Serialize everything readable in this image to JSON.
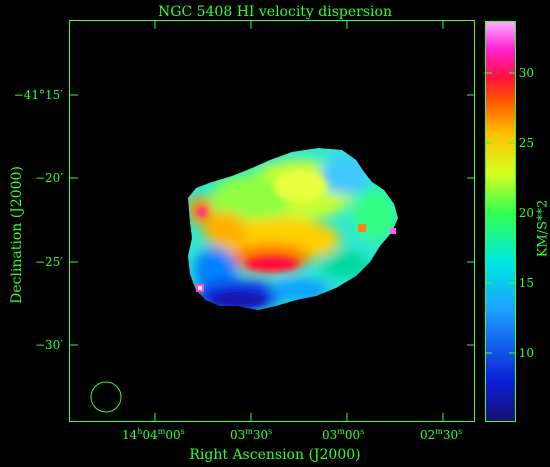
{
  "title": "NGC 5408   HI velocity dispersion",
  "axes": {
    "x_label": "Right Ascension (J2000)",
    "y_label": "Declination (J2000)",
    "x_ticks": [
      {
        "h": "14",
        "m": "04",
        "s": "00",
        "show_h": true
      },
      {
        "h": "",
        "m": "03",
        "s": "30",
        "show_h": false
      },
      {
        "h": "",
        "m": "03",
        "s": "00",
        "show_h": false
      },
      {
        "h": "",
        "m": "02",
        "s": "30",
        "show_h": false
      }
    ],
    "y_ticks": [
      "−41°15′",
      "−20′",
      "−25′",
      "−30′"
    ]
  },
  "colorbar": {
    "label": "KM/S**2",
    "ticks": [
      "10",
      "15",
      "20",
      "25",
      "30"
    ]
  },
  "colors": {
    "frame": "#33ff33",
    "background": "#000000"
  }
}
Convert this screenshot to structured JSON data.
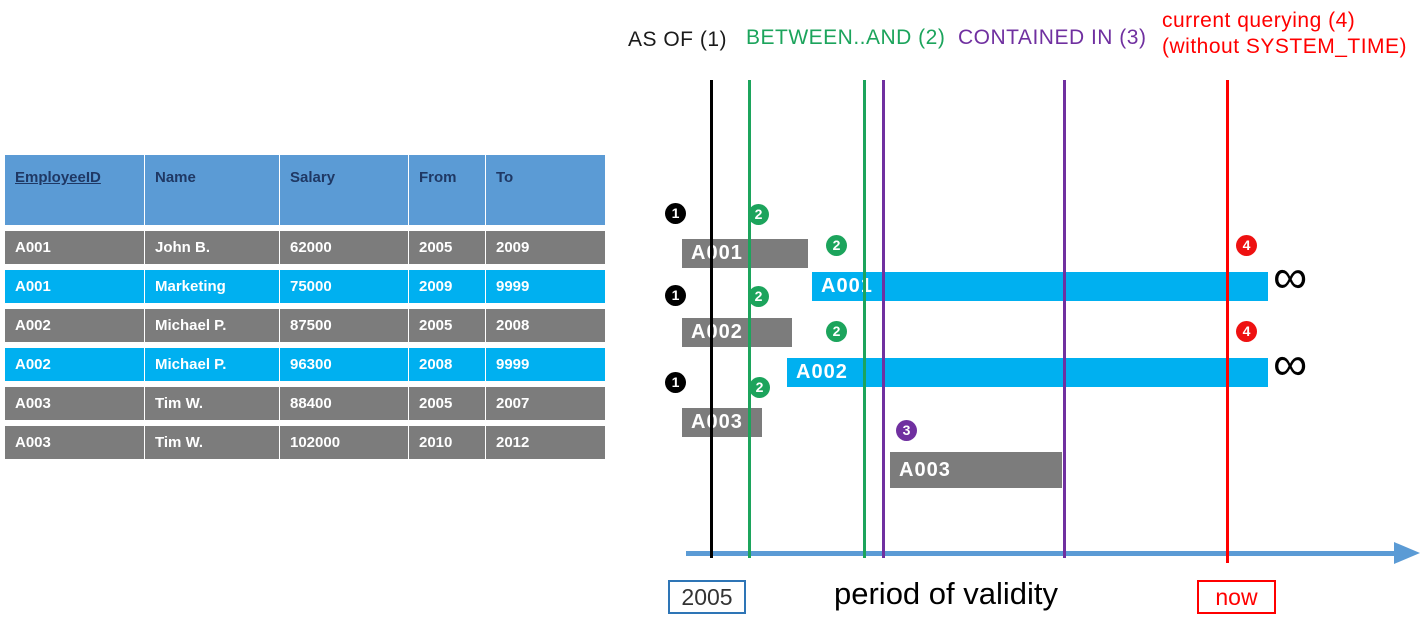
{
  "table": {
    "headers": [
      "EmployeeID",
      "Name",
      "Salary",
      "From",
      "To"
    ],
    "rows": [
      {
        "cells": [
          "A001",
          "John  B.",
          "62000",
          "2005",
          "2009"
        ],
        "variant": "gray"
      },
      {
        "cells": [
          "A001",
          "Marketing",
          "75000",
          "2009",
          "9999"
        ],
        "variant": "cyan"
      },
      {
        "cells": [
          "A002",
          "Michael P.",
          "87500",
          "2005",
          "2008"
        ],
        "variant": "gray"
      },
      {
        "cells": [
          "A002",
          "Michael P.",
          "96300",
          "2008",
          "9999"
        ],
        "variant": "cyan"
      },
      {
        "cells": [
          "A003",
          "Tim W.",
          "88400",
          "2005",
          "2007"
        ],
        "variant": "gray"
      },
      {
        "cells": [
          "A003",
          "Tim W.",
          "102000",
          "2010",
          "2012"
        ],
        "variant": "gray"
      }
    ]
  },
  "legend": {
    "as_of": "AS OF (1)",
    "between_and": "BETWEEN..AND (2)",
    "contained_in": "CONTAINED IN (3)",
    "current_querying": "current querying (4)",
    "current_querying_sub": "(without SYSTEM_TIME)"
  },
  "timeline": {
    "bars": [
      {
        "label": "A001",
        "variant": "gray"
      },
      {
        "label": "A001",
        "variant": "cyan"
      },
      {
        "label": "A002",
        "variant": "gray"
      },
      {
        "label": "A002",
        "variant": "cyan"
      },
      {
        "label": "A003",
        "variant": "gray"
      },
      {
        "label": "A003",
        "variant": "gray"
      }
    ],
    "badges": [
      {
        "num": "1",
        "color": "black"
      },
      {
        "num": "2",
        "color": "green"
      },
      {
        "num": "2",
        "color": "green"
      },
      {
        "num": "4",
        "color": "red"
      },
      {
        "num": "1",
        "color": "black"
      },
      {
        "num": "2",
        "color": "green"
      },
      {
        "num": "2",
        "color": "green"
      },
      {
        "num": "4",
        "color": "red"
      },
      {
        "num": "1",
        "color": "black"
      },
      {
        "num": "2",
        "color": "green"
      },
      {
        "num": "3",
        "color": "purple"
      }
    ],
    "infinity": "∞",
    "axis": {
      "start_label": "2005",
      "title": "period of validity",
      "end_label": "now"
    }
  },
  "colors": {
    "header_blue": "#5b9bd5",
    "header_text": "#1f3864",
    "row_gray": "#7c7c7c",
    "row_cyan": "#00b0f0",
    "green": "#1ca45c",
    "purple": "#7030a0",
    "red": "#ff0000",
    "black": "#000000",
    "axis_blue": "#5b9bd5",
    "year_box_border": "#2e75b6"
  }
}
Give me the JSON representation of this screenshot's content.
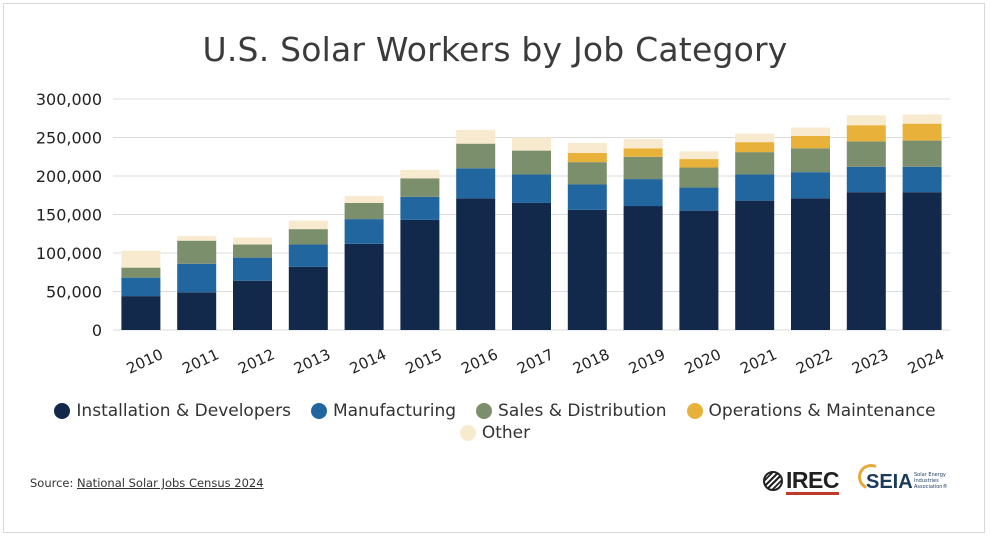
{
  "title": "U.S. Solar Workers by Job Category",
  "source": {
    "prefix": "Source: ",
    "link_text": "National Solar Jobs Census 2024"
  },
  "logos": {
    "irec": "IREC",
    "seia": "SEIA",
    "seia_tagline": "Solar Energy Industries Association®"
  },
  "colors": {
    "installation": "#13294b",
    "manufacturing": "#2266a0",
    "sales": "#7c8f6d",
    "operations": "#e8b23a",
    "other": "#f8eacf"
  },
  "legend": [
    {
      "label": "Installation & Developers",
      "color": "#13294b"
    },
    {
      "label": "Manufacturing",
      "color": "#2266a0"
    },
    {
      "label": "Sales & Distribution",
      "color": "#7c8f6d"
    },
    {
      "label": "Operations & Maintenance",
      "color": "#e8b23a"
    },
    {
      "label": "Other",
      "color": "#f8eacf"
    }
  ],
  "chart_data": {
    "type": "bar",
    "stacked": true,
    "title": "U.S. Solar Workers by Job Category",
    "categories": [
      "2010",
      "2011",
      "2012",
      "2013",
      "2014",
      "2015",
      "2016",
      "2017",
      "2018",
      "2019",
      "2020",
      "2021",
      "2022",
      "2023",
      "2024"
    ],
    "ylim": [
      0,
      300000
    ],
    "yticks": [
      "0",
      "50,000",
      "100,000",
      "150,000",
      "200,000",
      "250,000",
      "300,000"
    ],
    "series": [
      {
        "name": "Installation & Developers",
        "values": [
          44000,
          49000,
          64000,
          82000,
          112000,
          143000,
          171000,
          165000,
          156000,
          161000,
          155000,
          168000,
          171000,
          179000,
          179000
        ]
      },
      {
        "name": "Manufacturing",
        "values": [
          24000,
          37000,
          30000,
          29000,
          32000,
          30000,
          39000,
          37000,
          33000,
          35000,
          30000,
          34000,
          34000,
          33000,
          33000
        ]
      },
      {
        "name": "Sales & Distribution",
        "values": [
          13000,
          30000,
          17000,
          20000,
          21000,
          24000,
          32000,
          31000,
          29000,
          29000,
          26000,
          29000,
          31000,
          33000,
          34000
        ]
      },
      {
        "name": "Operations & Maintenance",
        "values": [
          0,
          0,
          0,
          0,
          0,
          0,
          0,
          0,
          12000,
          11000,
          11000,
          13000,
          16000,
          21000,
          22000
        ]
      },
      {
        "name": "Other",
        "values": [
          22000,
          6000,
          9000,
          11000,
          9000,
          11000,
          18000,
          17000,
          13000,
          12000,
          10000,
          11000,
          11000,
          13000,
          12000
        ]
      }
    ],
    "legend_position": "bottom",
    "grid": true
  }
}
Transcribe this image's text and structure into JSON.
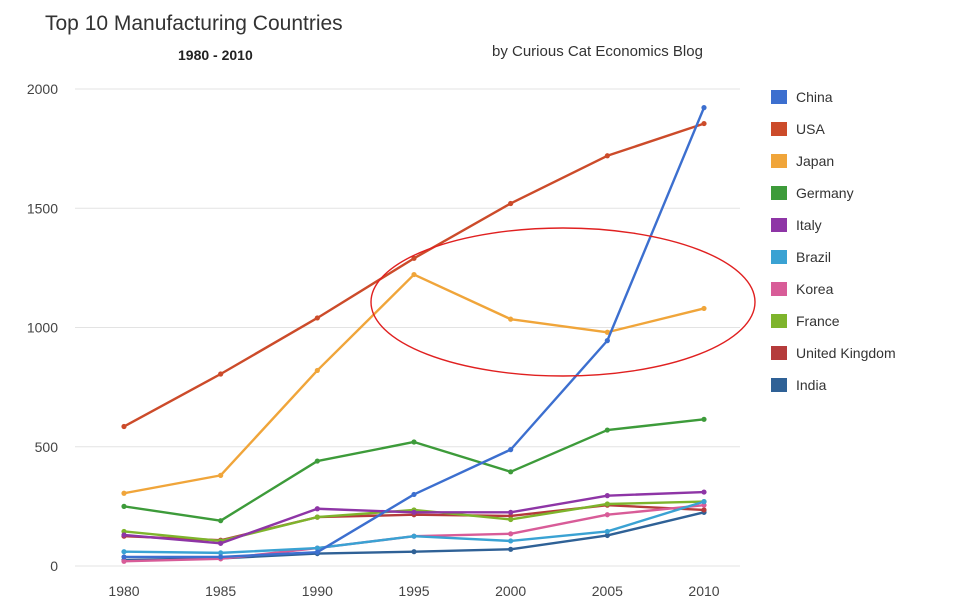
{
  "chart_data": {
    "type": "line",
    "title": "Top 10 Manufacturing Countries",
    "subtitle": "1980 - 2010",
    "credit": "by Curious Cat Economics Blog",
    "x": [
      "1980",
      "1985",
      "1990",
      "1995",
      "2000",
      "2005",
      "2010"
    ],
    "ylim": [
      0,
      2000
    ],
    "yticks": [
      0,
      500,
      1000,
      1500,
      2000
    ],
    "grid": true,
    "legend_position": "right",
    "series": [
      {
        "name": "China",
        "color": "#3c6fcf",
        "values": [
          38,
          38,
          58,
          300,
          488,
          945,
          1922
        ]
      },
      {
        "name": "USA",
        "color": "#cc4b2a",
        "values": [
          585,
          805,
          1040,
          1290,
          1520,
          1720,
          1855
        ]
      },
      {
        "name": "Japan",
        "color": "#f0a53a",
        "values": [
          305,
          380,
          820,
          1222,
          1035,
          980,
          1080
        ]
      },
      {
        "name": "Germany",
        "color": "#3d9b3a",
        "values": [
          250,
          190,
          440,
          520,
          395,
          570,
          615
        ]
      },
      {
        "name": "Italy",
        "color": "#8e35a6",
        "values": [
          130,
          95,
          240,
          225,
          225,
          295,
          310
        ]
      },
      {
        "name": "Brazil",
        "color": "#3aa2d3",
        "values": [
          60,
          55,
          75,
          125,
          105,
          145,
          270
        ]
      },
      {
        "name": "Korea",
        "color": "#d85c98",
        "values": [
          20,
          30,
          75,
          125,
          135,
          215,
          255
        ]
      },
      {
        "name": "France",
        "color": "#7eb42c",
        "values": [
          145,
          105,
          205,
          235,
          195,
          260,
          270
        ]
      },
      {
        "name": "United Kingdom",
        "color": "#b53b3b",
        "values": [
          125,
          108,
          205,
          215,
          210,
          255,
          235
        ]
      },
      {
        "name": "India",
        "color": "#2f6196",
        "values": [
          25,
          32,
          52,
          60,
          70,
          128,
          225
        ]
      }
    ],
    "annotation": {
      "shape": "ellipse",
      "color": "#e02020"
    }
  }
}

- _SET EXERCISE_:
From the listing above, copy out each line where the word "Workers" appears.

- _RESULT FOR THIS TASK_:
  "title": "U.S. Solar Workers by Job Category",
    "title": "U.S. Solar Workers by Job Category",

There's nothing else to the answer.